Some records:
[Start]

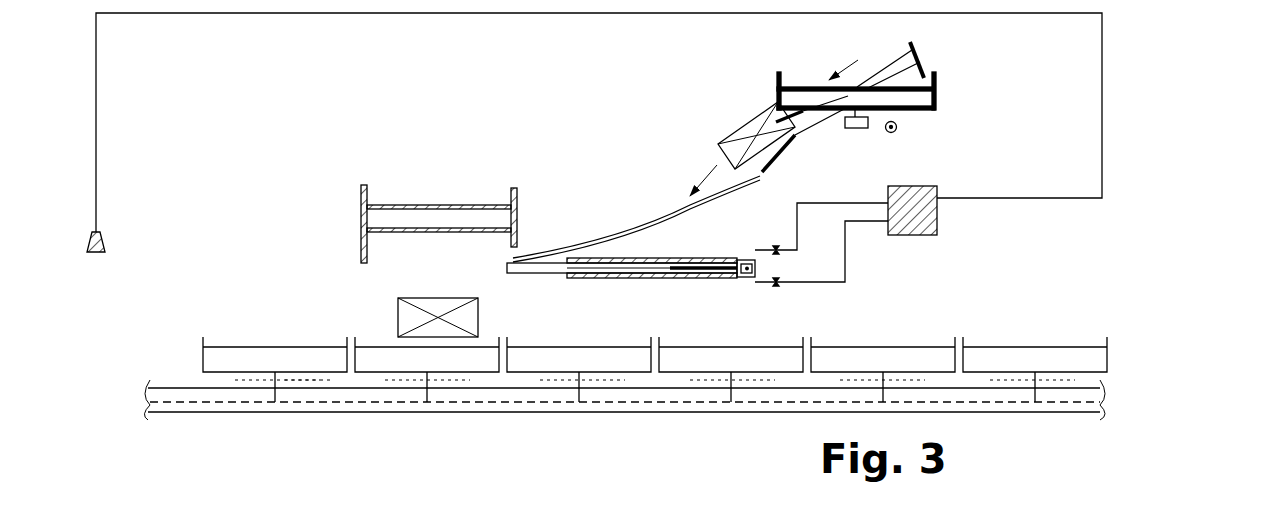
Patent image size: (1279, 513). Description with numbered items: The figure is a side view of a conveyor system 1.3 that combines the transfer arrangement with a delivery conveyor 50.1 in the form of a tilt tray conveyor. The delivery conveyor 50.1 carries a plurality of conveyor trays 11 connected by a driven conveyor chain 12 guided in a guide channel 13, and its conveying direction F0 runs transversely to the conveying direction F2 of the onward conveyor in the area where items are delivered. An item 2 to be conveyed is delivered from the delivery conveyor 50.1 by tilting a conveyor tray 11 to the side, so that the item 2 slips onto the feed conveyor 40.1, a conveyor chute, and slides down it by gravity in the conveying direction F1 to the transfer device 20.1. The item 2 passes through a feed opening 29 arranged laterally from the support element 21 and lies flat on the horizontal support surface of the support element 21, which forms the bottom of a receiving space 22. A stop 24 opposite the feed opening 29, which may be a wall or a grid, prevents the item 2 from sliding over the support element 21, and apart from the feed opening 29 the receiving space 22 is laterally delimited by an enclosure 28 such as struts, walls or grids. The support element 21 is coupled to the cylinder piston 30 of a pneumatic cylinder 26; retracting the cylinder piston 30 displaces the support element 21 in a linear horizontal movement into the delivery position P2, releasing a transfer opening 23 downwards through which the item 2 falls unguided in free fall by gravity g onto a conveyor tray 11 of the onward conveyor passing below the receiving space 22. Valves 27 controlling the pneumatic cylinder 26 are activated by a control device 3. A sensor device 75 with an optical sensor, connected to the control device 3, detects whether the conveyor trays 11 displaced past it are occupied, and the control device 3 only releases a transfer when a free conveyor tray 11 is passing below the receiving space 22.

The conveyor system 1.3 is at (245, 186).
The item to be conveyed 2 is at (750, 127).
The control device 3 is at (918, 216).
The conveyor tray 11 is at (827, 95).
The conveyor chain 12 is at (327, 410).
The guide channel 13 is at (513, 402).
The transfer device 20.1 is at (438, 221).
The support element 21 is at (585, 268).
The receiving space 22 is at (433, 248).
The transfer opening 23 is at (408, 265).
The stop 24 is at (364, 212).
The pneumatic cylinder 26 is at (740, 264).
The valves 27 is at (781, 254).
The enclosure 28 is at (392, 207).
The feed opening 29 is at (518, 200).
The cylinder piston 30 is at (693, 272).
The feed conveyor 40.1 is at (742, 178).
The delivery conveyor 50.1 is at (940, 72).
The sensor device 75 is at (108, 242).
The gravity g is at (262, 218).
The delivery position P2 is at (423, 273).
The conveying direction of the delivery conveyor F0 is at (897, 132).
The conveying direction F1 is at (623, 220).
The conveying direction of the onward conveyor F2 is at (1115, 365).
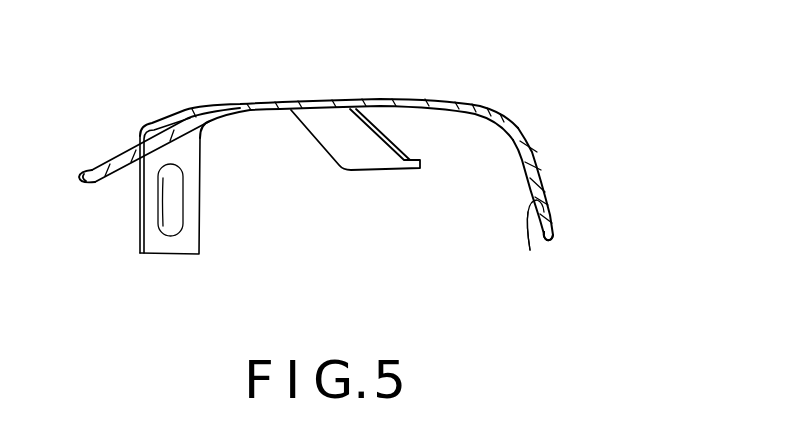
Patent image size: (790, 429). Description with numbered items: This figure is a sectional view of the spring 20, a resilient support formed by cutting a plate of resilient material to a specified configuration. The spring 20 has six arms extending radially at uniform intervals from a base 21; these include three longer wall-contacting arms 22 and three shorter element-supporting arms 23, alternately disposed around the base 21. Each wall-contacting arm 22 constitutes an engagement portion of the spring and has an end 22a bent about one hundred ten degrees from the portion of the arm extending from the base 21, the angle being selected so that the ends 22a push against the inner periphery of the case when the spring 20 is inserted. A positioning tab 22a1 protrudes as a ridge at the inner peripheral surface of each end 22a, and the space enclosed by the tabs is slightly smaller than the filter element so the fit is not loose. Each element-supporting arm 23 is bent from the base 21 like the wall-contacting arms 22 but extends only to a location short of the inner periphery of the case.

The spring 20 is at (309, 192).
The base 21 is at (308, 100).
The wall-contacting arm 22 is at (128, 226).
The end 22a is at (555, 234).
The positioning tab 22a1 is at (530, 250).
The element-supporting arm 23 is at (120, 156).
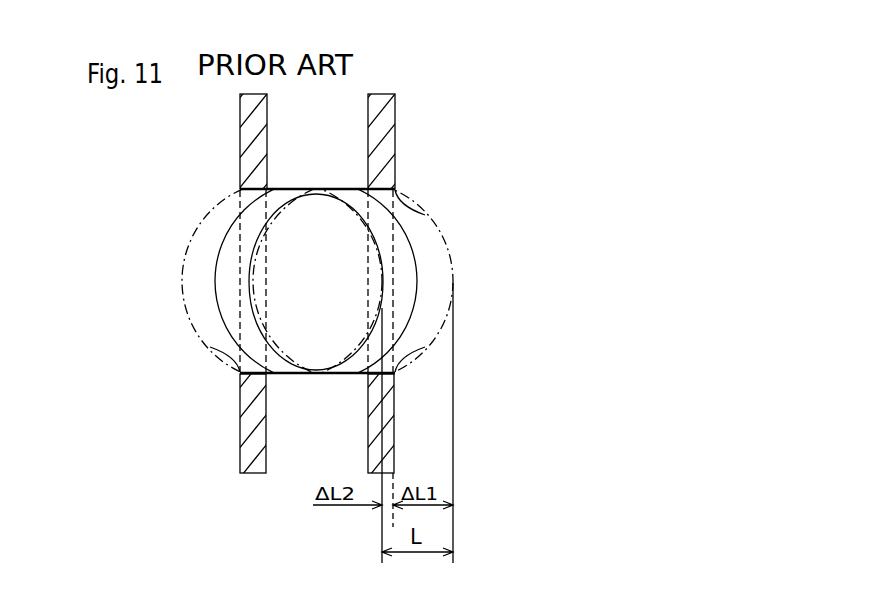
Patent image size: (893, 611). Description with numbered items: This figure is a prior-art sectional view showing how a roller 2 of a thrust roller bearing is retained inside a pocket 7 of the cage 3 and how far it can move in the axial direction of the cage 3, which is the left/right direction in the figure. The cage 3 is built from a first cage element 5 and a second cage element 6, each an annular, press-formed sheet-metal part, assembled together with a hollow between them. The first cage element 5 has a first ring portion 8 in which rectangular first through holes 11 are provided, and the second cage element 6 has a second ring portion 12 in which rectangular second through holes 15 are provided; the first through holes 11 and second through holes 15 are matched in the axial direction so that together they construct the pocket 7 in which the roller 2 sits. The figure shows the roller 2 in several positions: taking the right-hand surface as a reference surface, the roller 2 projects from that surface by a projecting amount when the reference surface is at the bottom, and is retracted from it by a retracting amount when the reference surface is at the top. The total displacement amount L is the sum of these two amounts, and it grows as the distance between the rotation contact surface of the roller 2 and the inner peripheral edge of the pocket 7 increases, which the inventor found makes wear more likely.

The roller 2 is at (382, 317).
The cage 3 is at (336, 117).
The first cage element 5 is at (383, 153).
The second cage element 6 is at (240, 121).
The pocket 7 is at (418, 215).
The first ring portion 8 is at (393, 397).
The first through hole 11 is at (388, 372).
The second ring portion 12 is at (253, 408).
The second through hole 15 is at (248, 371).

[End]
[Start]

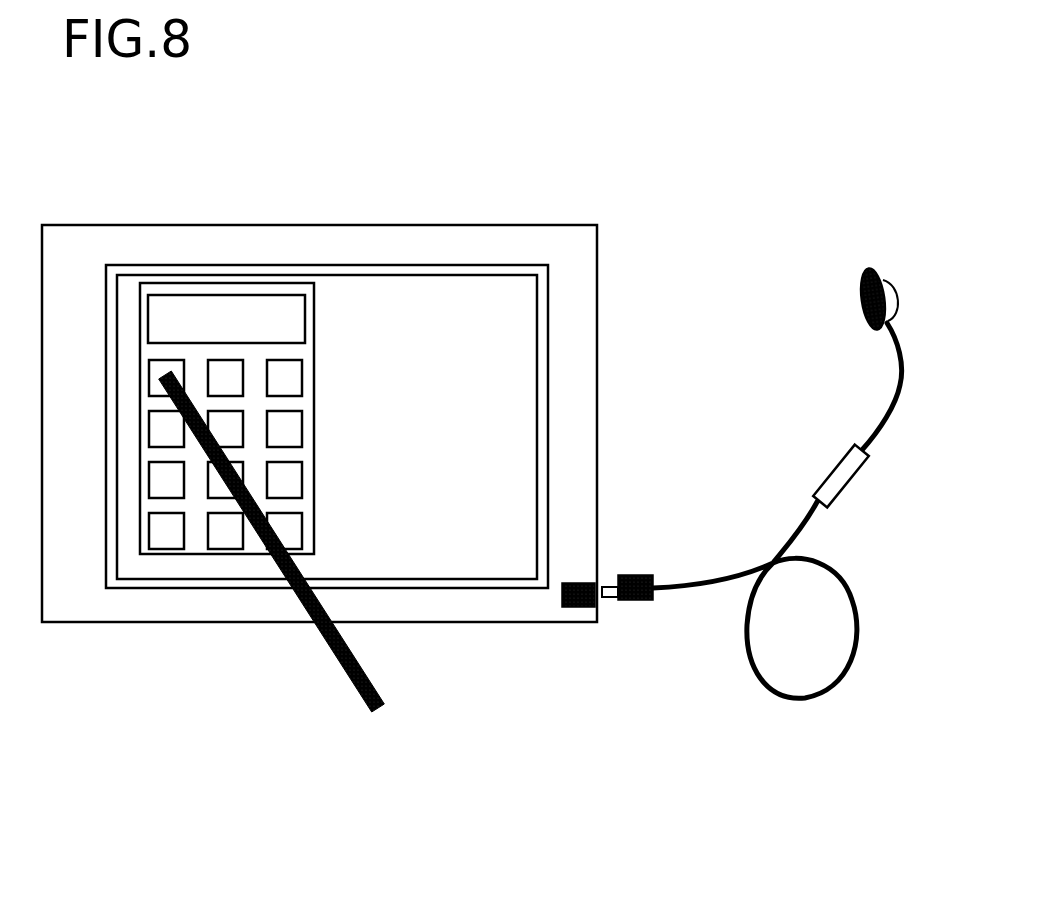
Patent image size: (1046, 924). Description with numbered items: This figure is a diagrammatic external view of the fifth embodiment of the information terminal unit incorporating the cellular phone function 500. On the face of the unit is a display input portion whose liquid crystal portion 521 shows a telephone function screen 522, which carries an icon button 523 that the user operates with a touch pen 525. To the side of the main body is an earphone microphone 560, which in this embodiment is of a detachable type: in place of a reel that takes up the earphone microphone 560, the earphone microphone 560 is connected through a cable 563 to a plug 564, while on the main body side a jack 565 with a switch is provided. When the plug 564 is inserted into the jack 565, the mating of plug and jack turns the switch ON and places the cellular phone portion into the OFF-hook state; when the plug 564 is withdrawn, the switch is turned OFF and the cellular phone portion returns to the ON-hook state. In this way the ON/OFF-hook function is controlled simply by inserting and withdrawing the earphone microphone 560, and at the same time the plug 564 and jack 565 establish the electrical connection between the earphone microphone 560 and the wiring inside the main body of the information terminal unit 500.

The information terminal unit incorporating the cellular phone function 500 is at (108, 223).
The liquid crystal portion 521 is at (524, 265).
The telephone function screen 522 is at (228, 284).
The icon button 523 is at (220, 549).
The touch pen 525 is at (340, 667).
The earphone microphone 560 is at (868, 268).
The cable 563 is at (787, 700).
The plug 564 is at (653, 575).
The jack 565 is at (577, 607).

[End]

What you should do: Retype, word for word, the lines running from the line with "Patent image size: (1046, 924)." through the line with "The telephone function", including both of those lines.

Complete response:
Patent image size: (1046, 924). Description with numbered items: This figure is a diagrammatic external view of the fifth embodiment of the information terminal unit incorporating the cellular phone function 500. On the face of the unit is a display input portion whose liquid crystal portion 521 shows a telephone function screen 522, which carries an icon button 523 that the user operates with a touch pen 525. To the side of the main body is an earphone microphone 560, which in this embodiment is of a detachable type: in place of a reel that takes up the earphone microphone 560, the earphone microphone 560 is connected through a cable 563 to a plug 564, while on the main body side a jack 565 with a switch is provided. When the plug 564 is inserted into the jack 565, the mating of plug and jack turns the switch ON and places the cellular phone portion into the OFF-hook state; when the plug 564 is withdrawn, the switch is turned OFF and the cellular phone portion returns to the ON-hook state. In this way the ON/OFF-hook function is controlled simply by inserting and withdrawing the earphone microphone 560, and at the same time the plug 564 and jack 565 establish the electrical connection between the earphone microphone 560 and the wiring inside the main body of the information terminal unit 500.

The information terminal unit incorporating the cellular phone function 500 is at (108, 223).
The liquid crystal portion 521 is at (524, 265).
The telephone function screen 522 is at (228, 284).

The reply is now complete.